#### RECORDS FOR THE EXERCISE
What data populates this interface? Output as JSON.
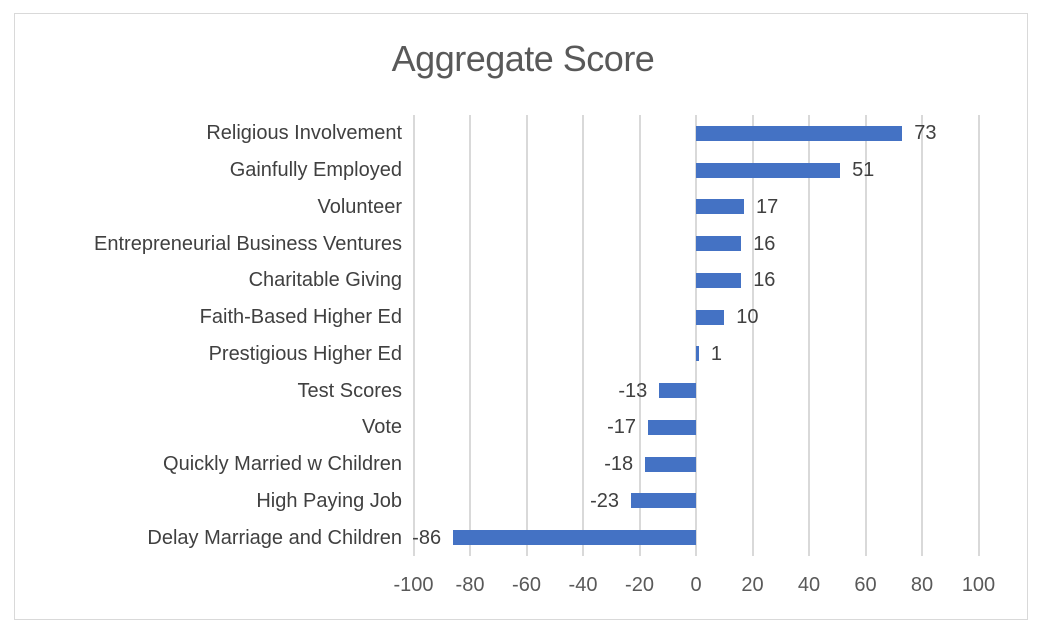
{
  "window": {
    "background": "#FFFFFF",
    "border_color": "#D9D9D9"
  },
  "chart_data": {
    "type": "bar",
    "orientation": "horizontal",
    "title": "Aggregate Score",
    "categories": [
      "Religious Involvement",
      "Gainfully Employed",
      "Volunteer",
      "Entrepreneurial Business Ventures",
      "Charitable Giving",
      "Faith-Based Higher Ed",
      "Prestigious Higher Ed",
      "Test Scores",
      "Vote",
      "Quickly Married w Children",
      "High Paying Job",
      "Delay Marriage and Children"
    ],
    "values": [
      73,
      51,
      17,
      16,
      16,
      10,
      1,
      -13,
      -17,
      -18,
      -23,
      -86
    ],
    "data_labels": [
      "73",
      "51",
      "17",
      "16",
      "16",
      "10",
      "1",
      "-13",
      "-17",
      "-18",
      "-23",
      "-86"
    ],
    "xlim": [
      -100,
      100
    ],
    "xticks": [
      -100,
      -80,
      -60,
      -40,
      -20,
      0,
      20,
      40,
      60,
      80,
      100
    ],
    "xtick_labels": [
      "-100",
      "-80",
      "-60",
      "-40",
      "-20",
      "0",
      "20",
      "40",
      "60",
      "80",
      "100"
    ],
    "grid": "vertical-major",
    "legend": "none",
    "xlabel": "",
    "ylabel": "",
    "colors": {
      "bar": "#4472C4",
      "gridline": "#D9D9D9",
      "title": "#595959",
      "tick_label": "#595959",
      "category_label": "#404040",
      "data_label": "#404040"
    }
  }
}
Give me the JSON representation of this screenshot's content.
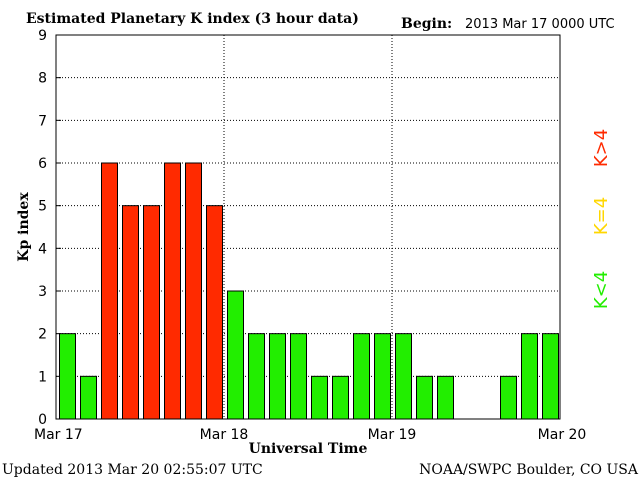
{
  "header": {
    "title": "Estimated Planetary K index (3 hour data)",
    "begin_label": "Begin:",
    "begin_value": "2013 Mar 17 0000 UTC"
  },
  "footer": {
    "updated": "Updated 2013 Mar 20 02:55:07 UTC",
    "source": "NOAA/SWPC Boulder, CO USA"
  },
  "legend": [
    {
      "label": "K>4",
      "color": "#ff2a00"
    },
    {
      "label": "K=4",
      "color": "#ffd700"
    },
    {
      "label": "K<4",
      "color": "#22ee00"
    }
  ],
  "colors": {
    "high": "#ff2a00",
    "equal": "#ffd700",
    "low": "#22ee00"
  },
  "chart_data": {
    "type": "bar",
    "title": "Estimated Planetary K index (3 hour data)",
    "xlabel": "Universal Time",
    "ylabel": "Kp index",
    "ylim": [
      0,
      9
    ],
    "yticks": [
      0,
      1,
      2,
      3,
      4,
      5,
      6,
      7,
      8,
      9
    ],
    "xticks": [
      "Mar 17",
      "Mar 18",
      "Mar 19",
      "Mar 20"
    ],
    "grid": true,
    "categories": [
      "Mar 17 00",
      "Mar 17 03",
      "Mar 17 06",
      "Mar 17 09",
      "Mar 17 12",
      "Mar 17 15",
      "Mar 17 18",
      "Mar 17 21",
      "Mar 18 00",
      "Mar 18 03",
      "Mar 18 06",
      "Mar 18 09",
      "Mar 18 12",
      "Mar 18 15",
      "Mar 18 18",
      "Mar 18 21",
      "Mar 19 00",
      "Mar 19 03",
      "Mar 19 06",
      "Mar 19 09",
      "Mar 19 12",
      "Mar 19 15",
      "Mar 19 18",
      "Mar 19 21"
    ],
    "values": [
      2,
      1,
      6,
      5,
      5,
      6,
      6,
      5,
      3,
      2,
      2,
      2,
      1,
      1,
      2,
      2,
      2,
      1,
      1,
      null,
      null,
      1,
      2,
      2
    ]
  }
}
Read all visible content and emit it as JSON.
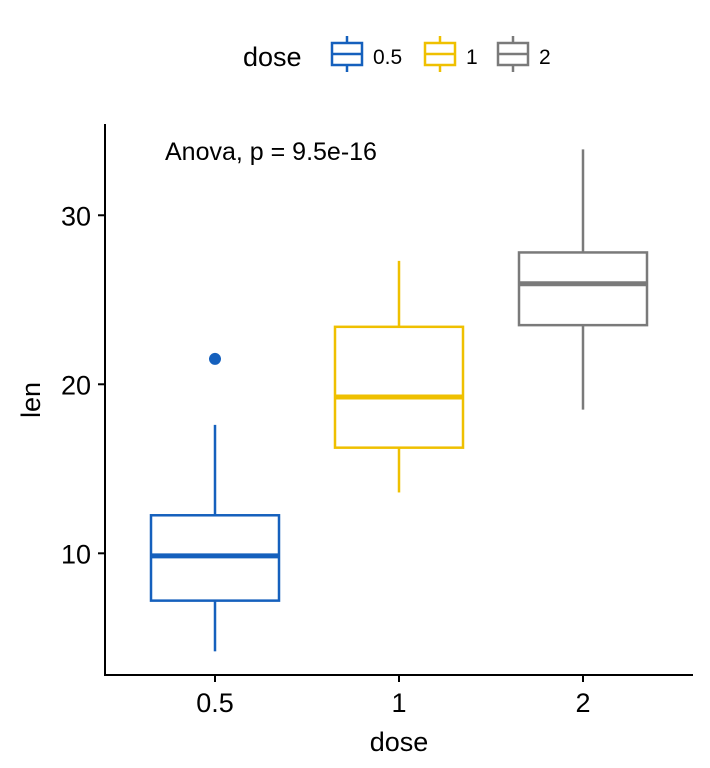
{
  "chart_data": {
    "type": "box",
    "xlabel": "dose",
    "ylabel": "len",
    "ylim": [
      2.8,
      35.4
    ],
    "yticks": [
      10,
      20,
      30
    ],
    "categories": [
      "0.5",
      "1",
      "2"
    ],
    "annotation": "Anova, p = 9.5e-16",
    "legend": {
      "title": "dose",
      "position": "top"
    },
    "grid": false,
    "series": [
      {
        "name": "0.5",
        "color": "#1560BD",
        "whisker_low": 4.2,
        "q1": 7.2,
        "median": 9.85,
        "q3": 12.25,
        "whisker_high": 17.6,
        "outliers": [
          21.5
        ]
      },
      {
        "name": "1",
        "color": "#EFC000",
        "whisker_low": 13.6,
        "q1": 16.25,
        "median": 19.25,
        "q3": 23.4,
        "whisker_high": 27.3,
        "outliers": []
      },
      {
        "name": "2",
        "color": "#7A7A7A",
        "whisker_low": 18.5,
        "q1": 23.5,
        "median": 25.95,
        "q3": 27.8,
        "whisker_high": 33.9,
        "outliers": []
      }
    ]
  }
}
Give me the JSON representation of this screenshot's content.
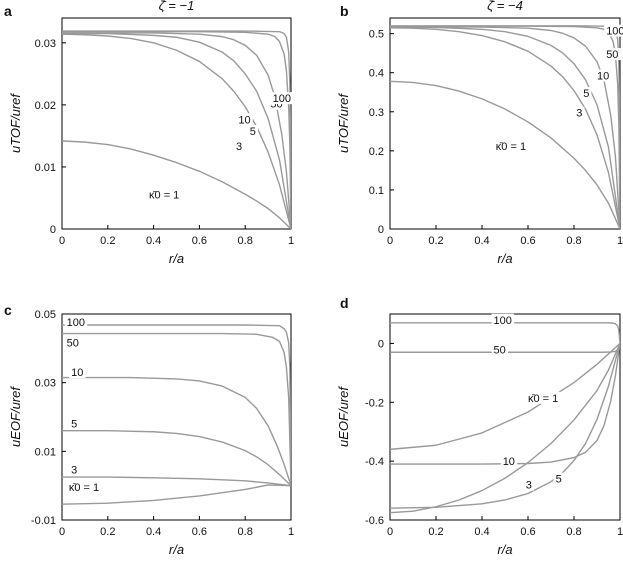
########
- [STATED GOAL]: Reproduce the data verbatim. Do not carry any picture into the copy.

- [RESPONSE]:
What data populates this interface? Output as JSON.
{
  "window": {
    "background": "#FFFFFF",
    "border_color": "#D9D9D9"
  },
  "chart_data": {
    "type": "bar",
    "orientation": "horizontal",
    "title": "Aggregate Score",
    "categories": [
      "Religious Involvement",
      "Gainfully Employed",
      "Volunteer",
      "Entrepreneurial Business Ventures",
      "Charitable Giving",
      "Faith-Based Higher Ed",
      "Prestigious Higher Ed",
      "Test Scores",
      "Vote",
      "Quickly Married w Children",
      "High Paying Job",
      "Delay Marriage and Children"
    ],
    "values": [
      73,
      51,
      17,
      16,
      16,
      10,
      1,
      -13,
      -17,
      -18,
      -23,
      -86
    ],
    "data_labels": [
      "73",
      "51",
      "17",
      "16",
      "16",
      "10",
      "1",
      "-13",
      "-17",
      "-18",
      "-23",
      "-86"
    ],
    "xlim": [
      -100,
      100
    ],
    "xticks": [
      -100,
      -80,
      -60,
      -40,
      -20,
      0,
      20,
      40,
      60,
      80,
      100
    ],
    "xtick_labels": [
      "-100",
      "-80",
      "-60",
      "-40",
      "-20",
      "0",
      "20",
      "40",
      "60",
      "80",
      "100"
    ],
    "grid": "vertical-major",
    "legend": "none",
    "xlabel": "",
    "ylabel": "",
    "colors": {
      "bar": "#4472C4",
      "gridline": "#D9D9D9",
      "title": "#595959",
      "tick_label": "#595959",
      "category_label": "#404040",
      "data_label": "#404040"
    }
  }
}
Give me the JSON representation of this screenshot's content.
{
  "header": {
    "title": "Estimated Planetary K index (3 hour data)",
    "begin_label": "Begin:",
    "begin_value": "2013 Mar 17 0000 UTC"
  },
  "footer": {
    "updated": "Updated 2013 Mar 20 02:55:07 UTC",
    "source": "NOAA/SWPC Boulder, CO USA"
  },
  "legend": [
    {
      "label": "K>4",
      "color": "#ff2a00"
    },
    {
      "label": "K=4",
      "color": "#ffd700"
    },
    {
      "label": "K<4",
      "color": "#22ee00"
    }
  ],
  "colors": {
    "high": "#ff2a00",
    "equal": "#ffd700",
    "low": "#22ee00"
  },
  "chart_data": {
    "type": "bar",
    "title": "Estimated Planetary K index (3 hour data)",
    "xlabel": "Universal Time",
    "ylabel": "Kp index",
    "ylim": [
      0,
      9
    ],
    "yticks": [
      0,
      1,
      2,
      3,
      4,
      5,
      6,
      7,
      8,
      9
    ],
    "xticks": [
      "Mar 17",
      "Mar 18",
      "Mar 19",
      "Mar 20"
    ],
    "grid": true,
    "categories": [
      "Mar 17 00",
      "Mar 17 03",
      "Mar 17 06",
      "Mar 17 09",
      "Mar 17 12",
      "Mar 17 15",
      "Mar 17 18",
      "Mar 17 21",
      "Mar 18 00",
      "Mar 18 03",
      "Mar 18 06",
      "Mar 18 09",
      "Mar 18 12",
      "Mar 18 15",
      "Mar 18 18",
      "Mar 18 21",
      "Mar 19 00",
      "Mar 19 03",
      "Mar 19 06",
      "Mar 19 09",
      "Mar 19 12",
      "Mar 19 15",
      "Mar 19 18",
      "Mar 19 21"
    ],
    "values": [
      2,
      1,
      6,
      5,
      5,
      6,
      6,
      5,
      3,
      2,
      2,
      2,
      1,
      1,
      2,
      2,
      2,
      1,
      1,
      null,
      null,
      1,
      2,
      2
    ]
  }
}
Read all visible content and emit it as JSON.
{
  "chart_data": {
    "type": "box",
    "xlabel": "dose",
    "ylabel": "len",
    "ylim": [
      2.8,
      35.4
    ],
    "yticks": [
      10,
      20,
      30
    ],
    "categories": [
      "0.5",
      "1",
      "2"
    ],
    "annotation": "Anova, p = 9.5e-16",
    "legend": {
      "title": "dose",
      "position": "top"
    },
    "grid": false,
    "series": [
      {
        "name": "0.5",
        "color": "#1560BD",
        "whisker_low": 4.2,
        "q1": 7.2,
        "median": 9.85,
        "q3": 12.25,
        "whisker_high": 17.6,
        "outliers": [
          21.5
        ]
      },
      {
        "name": "1",
        "color": "#EFC000",
        "whisker_low": 13.6,
        "q1": 16.25,
        "median": 19.25,
        "q3": 23.4,
        "whisker_high": 27.3,
        "outliers": []
      },
      {
        "name": "2",
        "color": "#7A7A7A",
        "whisker_low": 18.5,
        "q1": 23.5,
        "median": 25.95,
        "q3": 27.8,
        "whisker_high": 33.9,
        "outliers": []
      }
    ]
  }
}
Give me the JSON representation of this screenshot's content.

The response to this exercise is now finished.